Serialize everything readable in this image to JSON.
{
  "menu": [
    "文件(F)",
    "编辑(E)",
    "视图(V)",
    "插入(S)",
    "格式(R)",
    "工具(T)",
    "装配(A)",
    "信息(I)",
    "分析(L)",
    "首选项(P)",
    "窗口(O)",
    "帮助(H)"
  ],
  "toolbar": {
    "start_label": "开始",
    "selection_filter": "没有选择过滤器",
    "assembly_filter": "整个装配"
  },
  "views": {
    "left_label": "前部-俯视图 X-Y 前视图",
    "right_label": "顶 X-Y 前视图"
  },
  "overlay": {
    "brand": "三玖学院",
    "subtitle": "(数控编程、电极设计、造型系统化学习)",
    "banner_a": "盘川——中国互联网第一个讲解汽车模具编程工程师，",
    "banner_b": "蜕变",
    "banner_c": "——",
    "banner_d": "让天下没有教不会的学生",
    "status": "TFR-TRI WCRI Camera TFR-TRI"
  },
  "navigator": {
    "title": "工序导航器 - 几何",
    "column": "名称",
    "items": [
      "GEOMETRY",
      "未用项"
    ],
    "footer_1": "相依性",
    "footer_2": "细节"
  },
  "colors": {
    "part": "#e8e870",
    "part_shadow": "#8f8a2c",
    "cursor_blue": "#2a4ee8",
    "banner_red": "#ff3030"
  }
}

_Exercise requirements_
Reproduce the material above without altering a single character.

_Result_
Serialize everything readable in this image to JSON.
{
  "menu": [
    "文件(F)",
    "编辑(E)",
    "视图(V)",
    "插入(S)",
    "格式(R)",
    "工具(T)",
    "装配(A)",
    "信息(I)",
    "分析(L)",
    "首选项(P)",
    "窗口(O)",
    "帮助(H)"
  ],
  "toolbar": {
    "start_label": "开始",
    "selection_filter": "没有选择过滤器",
    "assembly_filter": "整个装配"
  },
  "views": {
    "left_label": "前部-俯视图 X-Y 前视图",
    "right_label": "顶 X-Y 前视图"
  },
  "overlay": {
    "brand": "三玖学院",
    "subtitle": "(数控编程、电极设计、造型系统化学习)",
    "banner_a": "盘川——中国互联网第一个讲解汽车模具编程工程师，",
    "banner_b": "蜕变",
    "banner_c": "——",
    "banner_d": "让天下没有教不会的学生",
    "status": "TFR-TRI WCRI Camera TFR-TRI"
  },
  "navigator": {
    "title": "工序导航器 - 几何",
    "column": "名称",
    "items": [
      "GEOMETRY",
      "未用项"
    ],
    "footer_1": "相依性",
    "footer_2": "细节"
  },
  "colors": {
    "part": "#e8e870",
    "part_shadow": "#8f8a2c",
    "cursor_blue": "#2a4ee8",
    "banner_red": "#ff3030"
  }
}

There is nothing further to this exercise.